Excerpted records >>

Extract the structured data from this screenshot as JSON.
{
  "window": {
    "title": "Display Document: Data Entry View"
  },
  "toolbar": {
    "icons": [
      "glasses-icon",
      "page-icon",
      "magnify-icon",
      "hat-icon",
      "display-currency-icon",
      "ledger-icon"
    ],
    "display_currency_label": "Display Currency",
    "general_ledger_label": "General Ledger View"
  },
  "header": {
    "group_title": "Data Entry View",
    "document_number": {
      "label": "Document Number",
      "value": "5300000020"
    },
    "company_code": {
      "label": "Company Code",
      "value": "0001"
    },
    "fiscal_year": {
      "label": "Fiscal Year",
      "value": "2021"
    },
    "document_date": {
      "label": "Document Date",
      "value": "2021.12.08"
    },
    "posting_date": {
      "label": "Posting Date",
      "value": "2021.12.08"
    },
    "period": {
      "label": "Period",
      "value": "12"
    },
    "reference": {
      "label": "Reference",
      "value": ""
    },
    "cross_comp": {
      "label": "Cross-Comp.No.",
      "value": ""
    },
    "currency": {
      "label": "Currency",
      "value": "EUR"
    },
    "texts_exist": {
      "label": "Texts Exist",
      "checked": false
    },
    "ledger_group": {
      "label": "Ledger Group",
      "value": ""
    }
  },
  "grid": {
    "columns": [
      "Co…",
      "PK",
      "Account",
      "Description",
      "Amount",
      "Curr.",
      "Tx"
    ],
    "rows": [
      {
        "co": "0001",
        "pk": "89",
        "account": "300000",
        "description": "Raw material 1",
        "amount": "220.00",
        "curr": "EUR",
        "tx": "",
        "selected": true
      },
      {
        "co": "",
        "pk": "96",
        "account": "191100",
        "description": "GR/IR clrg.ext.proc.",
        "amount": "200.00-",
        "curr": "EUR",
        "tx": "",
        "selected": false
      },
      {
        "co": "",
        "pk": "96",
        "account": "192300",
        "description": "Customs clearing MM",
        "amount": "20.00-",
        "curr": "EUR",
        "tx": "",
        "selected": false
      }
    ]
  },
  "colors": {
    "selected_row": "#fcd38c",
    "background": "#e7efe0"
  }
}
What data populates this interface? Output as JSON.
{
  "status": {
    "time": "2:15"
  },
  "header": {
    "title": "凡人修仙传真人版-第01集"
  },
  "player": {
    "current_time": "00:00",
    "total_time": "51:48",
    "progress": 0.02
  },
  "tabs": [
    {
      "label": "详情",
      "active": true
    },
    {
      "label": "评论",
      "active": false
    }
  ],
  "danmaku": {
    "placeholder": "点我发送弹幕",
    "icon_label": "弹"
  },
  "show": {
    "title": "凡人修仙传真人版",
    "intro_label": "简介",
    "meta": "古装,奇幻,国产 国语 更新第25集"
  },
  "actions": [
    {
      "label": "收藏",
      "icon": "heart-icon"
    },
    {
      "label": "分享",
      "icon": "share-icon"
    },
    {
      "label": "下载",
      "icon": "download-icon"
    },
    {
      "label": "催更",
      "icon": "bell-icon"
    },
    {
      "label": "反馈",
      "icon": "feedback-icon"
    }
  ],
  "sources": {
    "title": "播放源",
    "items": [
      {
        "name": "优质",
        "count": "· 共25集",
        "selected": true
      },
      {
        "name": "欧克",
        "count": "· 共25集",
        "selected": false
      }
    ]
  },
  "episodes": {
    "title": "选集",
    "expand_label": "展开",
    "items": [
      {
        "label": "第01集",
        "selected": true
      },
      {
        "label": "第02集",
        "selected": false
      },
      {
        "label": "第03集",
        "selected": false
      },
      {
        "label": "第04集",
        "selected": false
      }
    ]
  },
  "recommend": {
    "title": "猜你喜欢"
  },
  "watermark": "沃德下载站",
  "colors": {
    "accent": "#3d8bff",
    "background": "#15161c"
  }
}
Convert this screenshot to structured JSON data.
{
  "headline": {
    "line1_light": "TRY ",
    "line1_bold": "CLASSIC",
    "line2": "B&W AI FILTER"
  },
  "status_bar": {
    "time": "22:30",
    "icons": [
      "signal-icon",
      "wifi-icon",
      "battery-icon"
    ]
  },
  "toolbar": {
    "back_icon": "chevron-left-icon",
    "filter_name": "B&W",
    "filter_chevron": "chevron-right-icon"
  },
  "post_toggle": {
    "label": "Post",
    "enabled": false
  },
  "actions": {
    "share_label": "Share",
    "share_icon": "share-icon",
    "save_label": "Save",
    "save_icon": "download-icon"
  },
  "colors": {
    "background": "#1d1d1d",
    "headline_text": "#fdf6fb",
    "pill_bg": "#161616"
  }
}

Problem details >> Give all of the entries again, word for word.

Exercise response >>
Extract the structured data from this screenshot as JSON.
{
  "window": {
    "title": "Display Document: Data Entry View"
  },
  "toolbar": {
    "icons": [
      "glasses-icon",
      "page-icon",
      "magnify-icon",
      "hat-icon",
      "display-currency-icon",
      "ledger-icon"
    ],
    "display_currency_label": "Display Currency",
    "general_ledger_label": "General Ledger View"
  },
  "header": {
    "group_title": "Data Entry View",
    "document_number": {
      "label": "Document Number",
      "value": "5300000020"
    },
    "company_code": {
      "label": "Company Code",
      "value": "0001"
    },
    "fiscal_year": {
      "label": "Fiscal Year",
      "value": "2021"
    },
    "document_date": {
      "label": "Document Date",
      "value": "2021.12.08"
    },
    "posting_date": {
      "label": "Posting Date",
      "value": "2021.12.08"
    },
    "period": {
      "label": "Period",
      "value": "12"
    },
    "reference": {
      "label": "Reference",
      "value": ""
    },
    "cross_comp": {
      "label": "Cross-Comp.No.",
      "value": ""
    },
    "currency": {
      "label": "Currency",
      "value": "EUR"
    },
    "texts_exist": {
      "label": "Texts Exist",
      "checked": false
    },
    "ledger_group": {
      "label": "Ledger Group",
      "value": ""
    }
  },
  "grid": {
    "columns": [
      "Co…",
      "PK",
      "Account",
      "Description",
      "Amount",
      "Curr.",
      "Tx"
    ],
    "rows": [
      {
        "co": "0001",
        "pk": "89",
        "account": "300000",
        "description": "Raw material 1",
        "amount": "220.00",
        "curr": "EUR",
        "tx": "",
        "selected": true
      },
      {
        "co": "",
        "pk": "96",
        "account": "191100",
        "description": "GR/IR clrg.ext.proc.",
        "amount": "200.00-",
        "curr": "EUR",
        "tx": "",
        "selected": false
      },
      {
        "co": "",
        "pk": "96",
        "account": "192300",
        "description": "Customs clearing MM",
        "amount": "20.00-",
        "curr": "EUR",
        "tx": "",
        "selected": false
      }
    ]
  },
  "colors": {
    "selected_row": "#fcd38c",
    "background": "#e7efe0"
  }
}
What data populates this interface? Output as JSON.
{
  "status": {
    "time": "2:15"
  },
  "header": {
    "title": "凡人修仙传真人版-第01集"
  },
  "player": {
    "current_time": "00:00",
    "total_time": "51:48",
    "progress": 0.02
  },
  "tabs": [
    {
      "label": "详情",
      "active": true
    },
    {
      "label": "评论",
      "active": false
    }
  ],
  "danmaku": {
    "placeholder": "点我发送弹幕",
    "icon_label": "弹"
  },
  "show": {
    "title": "凡人修仙传真人版",
    "intro_label": "简介",
    "meta": "古装,奇幻,国产 国语 更新第25集"
  },
  "actions": [
    {
      "label": "收藏",
      "icon": "heart-icon"
    },
    {
      "label": "分享",
      "icon": "share-icon"
    },
    {
      "label": "下载",
      "icon": "download-icon"
    },
    {
      "label": "催更",
      "icon": "bell-icon"
    },
    {
      "label": "反馈",
      "icon": "feedback-icon"
    }
  ],
  "sources": {
    "title": "播放源",
    "items": [
      {
        "name": "优质",
        "count": "· 共25集",
        "selected": true
      },
      {
        "name": "欧克",
        "count": "· 共25集",
        "selected": false
      }
    ]
  },
  "episodes": {
    "title": "选集",
    "expand_label": "展开",
    "items": [
      {
        "label": "第01集",
        "selected": true
      },
      {
        "label": "第02集",
        "selected": false
      },
      {
        "label": "第03集",
        "selected": false
      },
      {
        "label": "第04集",
        "selected": false
      }
    ]
  },
  "recommend": {
    "title": "猜你喜欢"
  },
  "watermark": "沃德下载站",
  "colors": {
    "accent": "#3d8bff",
    "background": "#15161c"
  }
}
Convert this screenshot to structured JSON data.
{
  "headline": {
    "line1_light": "TRY ",
    "line1_bold": "CLASSIC",
    "line2": "B&W AI FILTER"
  },
  "status_bar": {
    "time": "22:30",
    "icons": [
      "signal-icon",
      "wifi-icon",
      "battery-icon"
    ]
  },
  "toolbar": {
    "back_icon": "chevron-left-icon",
    "filter_name": "B&W",
    "filter_chevron": "chevron-right-icon"
  },
  "post_toggle": {
    "label": "Post",
    "enabled": false
  },
  "actions": {
    "share_label": "Share",
    "share_icon": "share-icon",
    "save_label": "Save",
    "save_icon": "download-icon"
  },
  "colors": {
    "background": "#1d1d1d",
    "headline_text": "#fdf6fb",
    "pill_bg": "#161616"
  }
}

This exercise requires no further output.